> _WHAT THE TASK ASKS_: For the entries below, how many lines include the word "name"? Give the figure and nothing more.

=====

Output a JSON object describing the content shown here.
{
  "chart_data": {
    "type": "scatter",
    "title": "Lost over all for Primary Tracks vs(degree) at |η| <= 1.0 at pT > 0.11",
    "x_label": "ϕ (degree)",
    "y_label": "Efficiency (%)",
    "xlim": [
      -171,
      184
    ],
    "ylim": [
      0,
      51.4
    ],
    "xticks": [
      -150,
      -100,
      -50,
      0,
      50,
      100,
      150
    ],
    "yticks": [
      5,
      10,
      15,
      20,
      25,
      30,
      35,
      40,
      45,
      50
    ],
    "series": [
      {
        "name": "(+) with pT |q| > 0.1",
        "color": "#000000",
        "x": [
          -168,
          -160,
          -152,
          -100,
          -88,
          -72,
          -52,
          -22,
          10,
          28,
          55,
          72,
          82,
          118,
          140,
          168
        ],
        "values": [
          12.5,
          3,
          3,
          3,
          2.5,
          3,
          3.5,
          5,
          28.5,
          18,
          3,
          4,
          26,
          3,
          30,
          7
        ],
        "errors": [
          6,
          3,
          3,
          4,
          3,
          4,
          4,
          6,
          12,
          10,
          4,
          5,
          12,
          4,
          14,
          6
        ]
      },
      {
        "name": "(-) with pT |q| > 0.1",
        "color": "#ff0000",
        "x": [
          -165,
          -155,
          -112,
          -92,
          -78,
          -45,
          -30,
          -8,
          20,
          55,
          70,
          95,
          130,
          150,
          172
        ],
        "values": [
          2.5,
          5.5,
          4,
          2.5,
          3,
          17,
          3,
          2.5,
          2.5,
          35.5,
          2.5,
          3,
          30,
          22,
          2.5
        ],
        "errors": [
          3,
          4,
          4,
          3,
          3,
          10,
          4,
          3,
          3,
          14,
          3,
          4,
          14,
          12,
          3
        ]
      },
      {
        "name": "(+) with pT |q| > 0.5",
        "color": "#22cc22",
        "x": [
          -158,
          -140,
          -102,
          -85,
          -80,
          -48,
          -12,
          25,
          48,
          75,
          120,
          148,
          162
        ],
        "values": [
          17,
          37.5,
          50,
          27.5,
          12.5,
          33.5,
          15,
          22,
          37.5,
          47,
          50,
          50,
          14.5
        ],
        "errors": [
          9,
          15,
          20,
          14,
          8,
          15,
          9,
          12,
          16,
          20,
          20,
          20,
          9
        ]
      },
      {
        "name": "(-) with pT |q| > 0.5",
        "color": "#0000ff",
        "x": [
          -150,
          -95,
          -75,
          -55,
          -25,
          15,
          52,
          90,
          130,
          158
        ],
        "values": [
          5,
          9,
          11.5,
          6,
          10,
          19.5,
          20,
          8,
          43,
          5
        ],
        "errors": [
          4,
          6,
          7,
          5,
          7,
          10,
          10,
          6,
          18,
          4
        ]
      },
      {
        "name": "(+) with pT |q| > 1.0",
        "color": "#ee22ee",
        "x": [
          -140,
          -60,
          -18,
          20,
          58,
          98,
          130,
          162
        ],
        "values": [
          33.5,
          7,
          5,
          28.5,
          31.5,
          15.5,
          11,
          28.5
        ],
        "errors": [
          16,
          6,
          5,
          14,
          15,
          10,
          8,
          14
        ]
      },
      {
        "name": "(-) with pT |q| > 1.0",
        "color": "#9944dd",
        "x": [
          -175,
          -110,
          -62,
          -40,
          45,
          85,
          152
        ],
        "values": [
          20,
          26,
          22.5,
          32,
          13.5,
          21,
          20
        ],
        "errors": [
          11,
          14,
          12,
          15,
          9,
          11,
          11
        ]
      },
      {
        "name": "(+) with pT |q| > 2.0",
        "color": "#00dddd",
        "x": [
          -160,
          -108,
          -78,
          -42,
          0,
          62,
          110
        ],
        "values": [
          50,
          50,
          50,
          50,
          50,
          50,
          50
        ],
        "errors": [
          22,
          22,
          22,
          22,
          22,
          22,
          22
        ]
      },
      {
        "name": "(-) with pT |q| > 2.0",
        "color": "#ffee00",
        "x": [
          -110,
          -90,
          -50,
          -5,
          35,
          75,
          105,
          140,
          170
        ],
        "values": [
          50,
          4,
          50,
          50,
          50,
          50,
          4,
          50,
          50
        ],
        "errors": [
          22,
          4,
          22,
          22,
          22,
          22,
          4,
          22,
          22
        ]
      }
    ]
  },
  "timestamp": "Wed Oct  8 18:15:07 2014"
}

=====

> _REPLY_: 8